Text provided:

§

# 900 foot downlead, fiber?



## AntAltMike (Nov 21, 2004)

I installed the HDTV headend in a twin tower highrise in metropolitan Washington DC (Arlington, VA, actually) that has 550 units. The antenna array is on the East tower, the MATV trunkline runs from there down through eighteen floors, into the underground parking garage, 500 feet across to the bottom of the almost-twin, seventeen story West tower, and terminates in the seventeenth floor cable closet.

I recently noticed that I can get a clear shot at the Baltimore TV stations from the West tower, but if I moved the whole headend to the West tower, I'd also have to reverse the taps in 70 cable closets and relocate eight distribution amplifiers, so I most likely will send the signal from a new, West tower antenna to the east roof headend, which means the signal will travel down 200 feet, across 500 feet and up 200 feet. Since there is already an unused 500' RG-6 jumper between the two towers, I'll probably use that, but for the top to bottom lengths I'll use RG-11.

There will be a UHF channel 51 in the system even after the transition, so it will be incurring 700Mhz losses through 400' of RG-11 and 500' of RG-6. I will therefore probably have to boost the west tower UHF signal twice to sustain it before it hits my headend, and then it gets amplified two or even three more times in the distribution system.

I am a little concerned about the intermodulation distortion that might come from amplifying broadcast 8VSB signals five times, especially since, even with the signal level balancing that I do, there will be maybe fifteen dB difference between the strength of the strongest and weakest signals.

§

Records for this exercise:

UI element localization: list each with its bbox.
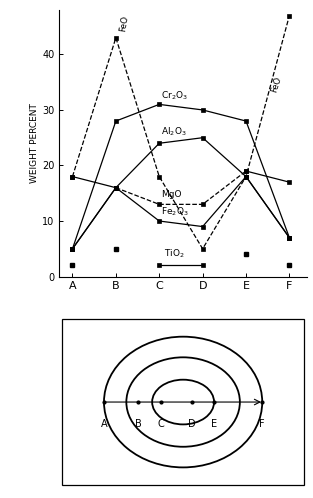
Text: $\mathregular{Cr_2O_3}$: $\mathregular{Cr_2O_3}$ xyxy=(162,89,188,102)
Text: A: A xyxy=(101,419,107,429)
Text: B: B xyxy=(135,419,142,429)
Text: $\mathregular{Al_2O_3}$: $\mathregular{Al_2O_3}$ xyxy=(162,125,187,138)
Text: FeO: FeO xyxy=(118,14,130,32)
Text: D: D xyxy=(188,419,196,429)
Text: $\mathregular{TiO_2}$: $\mathregular{TiO_2}$ xyxy=(164,248,184,260)
Text: E: E xyxy=(211,419,217,429)
Text: F: F xyxy=(259,419,265,429)
Text: $\mathregular{Fe_2O_3}$: $\mathregular{Fe_2O_3}$ xyxy=(162,206,189,218)
Bar xyxy=(62,320,304,485)
Text: FeO: FeO xyxy=(270,75,284,93)
Text: MgO: MgO xyxy=(162,190,182,199)
Text: C: C xyxy=(157,419,164,429)
Y-axis label: WEIGHT PERCENT: WEIGHT PERCENT xyxy=(30,103,39,183)
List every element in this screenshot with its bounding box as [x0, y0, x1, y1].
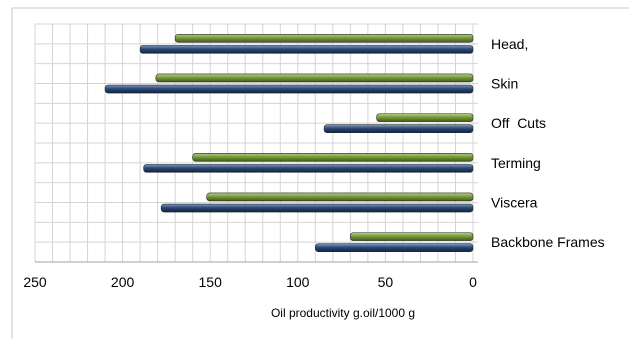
bar-series-2	[104, 84, 474, 94]
category-label: Head,	[491, 36, 528, 52]
x-tick-label: 0	[469, 274, 477, 290]
bar-series-1	[206, 192, 474, 202]
category-label: Skin	[491, 76, 518, 92]
bar-series-1	[376, 113, 474, 122]
x-tick-label: 200	[111, 274, 135, 290]
labels-layer: 250 200 150 100 50 0 Head, Skin Off Cuts Terming V…	[23, 36, 604, 290]
bar-series-2	[143, 164, 474, 173]
category-label: Terming	[491, 155, 541, 171]
bar-series-2	[160, 203, 474, 213]
x-tick-label: 50	[378, 274, 394, 290]
bar-series-2	[323, 124, 474, 134]
bar-series-1	[350, 232, 474, 241]
x-tick-label: 150	[199, 274, 223, 290]
grid-layer	[34, 23, 478, 263]
bars-layer	[104, 33, 474, 253]
bar-series-2	[315, 243, 474, 253]
x-axis-title: Oil productivity g.oil/1000 g	[271, 306, 415, 320]
bar-series-1	[155, 73, 474, 83]
bar-series-2	[139, 45, 474, 54]
x-tick-label: 100	[286, 274, 310, 290]
bar-series-1	[192, 152, 474, 162]
category-label: Backbone Frames	[491, 234, 605, 250]
category-label: Viscera	[491, 195, 538, 211]
x-tick-label: 250	[23, 274, 47, 290]
category-label: Off Cuts	[491, 115, 546, 131]
bar-series-1	[174, 33, 474, 43]
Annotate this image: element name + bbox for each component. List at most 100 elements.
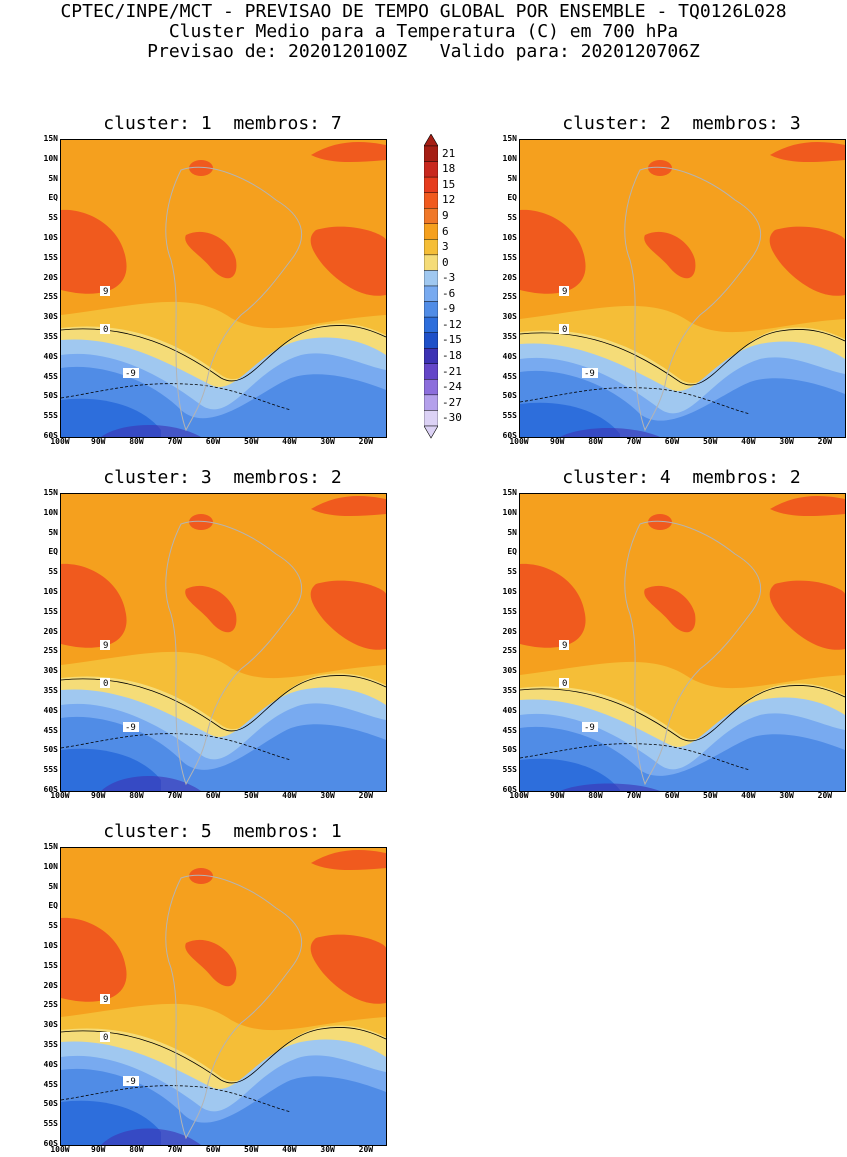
lon-tick-label: 80W: [129, 1145, 144, 1154]
lat-tick-label: 25S: [43, 646, 58, 656]
colorbar-swatch: [424, 161, 438, 178]
lat-tick-label: 5N: [507, 173, 517, 183]
lat-tick-label: 50S: [43, 745, 58, 755]
svg-text:-9: -9: [125, 369, 136, 379]
lat-tick-label: 30S: [502, 666, 517, 676]
contour-label-minus-9: -9: [123, 722, 139, 733]
contour-label-9: 9: [559, 286, 569, 297]
lon-tick-label: 80W: [129, 791, 144, 800]
lon-tick-label: 50W: [243, 791, 259, 800]
lat-tick-label: 30S: [43, 666, 58, 676]
lon-tick-label: 100W: [509, 791, 529, 800]
colorbar-swatch: [424, 379, 438, 396]
lat-tick-label: 20S: [43, 980, 58, 990]
lat-tick-label: 55S: [502, 411, 517, 421]
lat-tick-label: 10S: [43, 233, 58, 242]
lon-tick-label: 50W: [243, 437, 259, 446]
lat-tick-label: 25S: [43, 1000, 58, 1010]
colorbar-label: 0: [442, 255, 449, 269]
lon-tick-label: 20W: [358, 791, 374, 800]
panel-title: cluster: 4 membros: 2: [562, 467, 801, 488]
lat-tick-label: EQ: [48, 193, 58, 203]
lat-tick-label: 35S: [502, 332, 517, 341]
lon-tick-label: 40W: [282, 1145, 297, 1154]
colorbar-swatch: [424, 176, 438, 193]
lat-tick-label: 50S: [43, 1099, 58, 1109]
lon-tick-label: 100W: [50, 437, 70, 446]
lon-tick-label: 60W: [205, 437, 221, 446]
colorbar-label: -15: [442, 333, 462, 347]
colorbar-swatch: [424, 285, 438, 302]
lon-tick-label: 30W: [779, 437, 794, 446]
lon-tick-label: 70W: [167, 1145, 182, 1154]
lon-tick-label: 70W: [167, 791, 182, 800]
lat-tick-label: 55S: [43, 1119, 58, 1129]
lat-tick-label: 50S: [502, 391, 517, 401]
temperature-map: 9 0 -9: [519, 139, 846, 438]
panel-title: cluster: 1 membros: 7: [103, 113, 342, 134]
lat-tick-label: 5S: [48, 921, 58, 931]
lat-tick-label: 45S: [43, 725, 58, 735]
lon-tick-label: 30W: [320, 791, 335, 800]
lat-tick-label: EQ: [507, 547, 517, 557]
temperature-map: 9 0 -9: [60, 139, 387, 438]
svg-text:-9: -9: [584, 723, 595, 733]
lat-tick-label: 5S: [507, 213, 517, 223]
lat-tick-label: 5N: [48, 881, 58, 891]
lat-tick-label: 35S: [43, 686, 58, 695]
colorbar-swatch: [424, 254, 438, 271]
lat-tick-label: EQ: [48, 901, 58, 911]
lon-tick-label: 20W: [358, 437, 374, 446]
lat-tick-label: 40S: [502, 705, 517, 715]
lat-tick-label: 60S: [502, 431, 517, 440]
header-line-2: Cluster Medio para a Temperatura (C) em …: [168, 21, 679, 42]
lat-tick-label: 25S: [502, 292, 517, 302]
lat-tick-label: 15N: [502, 488, 517, 497]
lon-tick-label: 30W: [320, 1145, 335, 1154]
lat-tick-label: 5N: [507, 527, 517, 537]
lat-tick-label: 40S: [43, 351, 58, 361]
lon-tick-label: 50W: [243, 1145, 259, 1154]
colorbar-swatch: [424, 208, 438, 224]
lat-tick-label: 25S: [502, 646, 517, 656]
lat-tick-label: 5S: [507, 567, 517, 577]
colorbar-label: -18: [442, 349, 462, 362]
lon-tick-label: 60W: [664, 437, 680, 446]
svg-text:0: 0: [103, 325, 108, 335]
lat-tick-label: 50S: [502, 745, 517, 755]
lat-tick-label: 10S: [43, 587, 58, 596]
contour-label-minus-9: -9: [123, 1076, 139, 1087]
lat-tick-label: 55S: [43, 411, 58, 421]
lat-tick-label: 35S: [43, 332, 58, 341]
colorbar-label: 15: [442, 177, 456, 191]
svg-text:0: 0: [562, 679, 567, 689]
lat-tick-label: 45S: [502, 371, 517, 381]
lat-tick-label: 20S: [43, 626, 58, 636]
svg-text:9: 9: [103, 641, 108, 651]
colorbar-top-arrow: [424, 134, 438, 147]
temperature-map: 9 0 -9: [519, 493, 846, 792]
contour-label-0: 0: [100, 1032, 110, 1043]
lat-tick-label: 15S: [502, 252, 517, 262]
colorbar-swatch: [424, 192, 438, 209]
colorbar-label: 9: [442, 209, 449, 222]
lat-tick-label: EQ: [48, 547, 58, 557]
colorbar-label: -3: [442, 271, 456, 285]
panel-title: cluster: 3 membros: 2: [103, 467, 342, 488]
contour-label-9: 9: [100, 994, 110, 1005]
lon-tick-label: 90W: [550, 437, 565, 446]
contour-label-9: 9: [559, 640, 569, 651]
panel-title: cluster: 5 membros: 1: [103, 821, 342, 842]
svg-text:-9: -9: [584, 369, 595, 379]
lon-tick-label: 40W: [741, 437, 756, 446]
lat-tick-label: 55S: [502, 765, 517, 775]
lon-tick-label: 90W: [91, 791, 106, 800]
lat-tick-label: 35S: [43, 1040, 58, 1049]
lat-tick-label: 10N: [43, 507, 58, 517]
contour-label-minus-9: -9: [582, 722, 598, 733]
lon-tick-label: 30W: [779, 791, 794, 800]
contour-label-minus-9: -9: [582, 368, 598, 379]
lat-tick-label: 10N: [43, 153, 58, 163]
colorbar-label: -9: [442, 302, 456, 316]
lon-tick-label: 60W: [205, 1145, 221, 1154]
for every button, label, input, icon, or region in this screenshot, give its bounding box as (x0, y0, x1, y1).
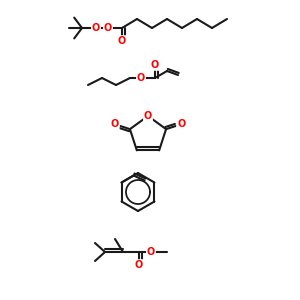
Text: O: O (177, 119, 185, 129)
Text: O: O (137, 73, 145, 83)
Text: O: O (118, 36, 126, 46)
Text: O: O (111, 119, 119, 129)
Text: O: O (144, 111, 152, 121)
Text: O: O (147, 247, 155, 257)
Text: O: O (151, 60, 159, 70)
Text: O: O (135, 260, 143, 270)
Text: O: O (92, 23, 100, 33)
Text: O: O (104, 23, 112, 33)
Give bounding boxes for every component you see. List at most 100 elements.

§

Job 1: Extract the passage of the thread that begins at the words "There will be a" and stops after "the distribution system.".
Job 2: In the entries, starting at the line that has "Text: O: O (177, 119, 185, 129)" and ending with the final line of the entries, replace "component" with "item", and reproduce only those lines with nothing else changed.
The thread and the entries are independent materials with no connection between them.

Correct answer 1:
There will be a UHF channel 51 in the system even after the transition, so it will be incurring 700Mhz losses through 400' of RG-11 and 500' of RG-6. I will therefore probably have to boost the west tower UHF signal twice to sustain it before it hits my headend, and then it gets amplified two or even three more times in the distribution system.

Correct answer 2:
Text: O: O (177, 119, 185, 129)
Text: O: O (137, 73, 145, 83)
Text: O: O (118, 36, 126, 46)
Text: O: O (111, 119, 119, 129)
Text: O: O (144, 111, 152, 121)
Text: O: O (147, 247, 155, 257)
Text: O: O (151, 60, 159, 70)
Text: O: O (135, 260, 143, 270)
Text: O: O (92, 23, 100, 33)
Text: O: O (104, 23, 112, 33)
Give bounding boxes for every item you see. List at most 100 elements.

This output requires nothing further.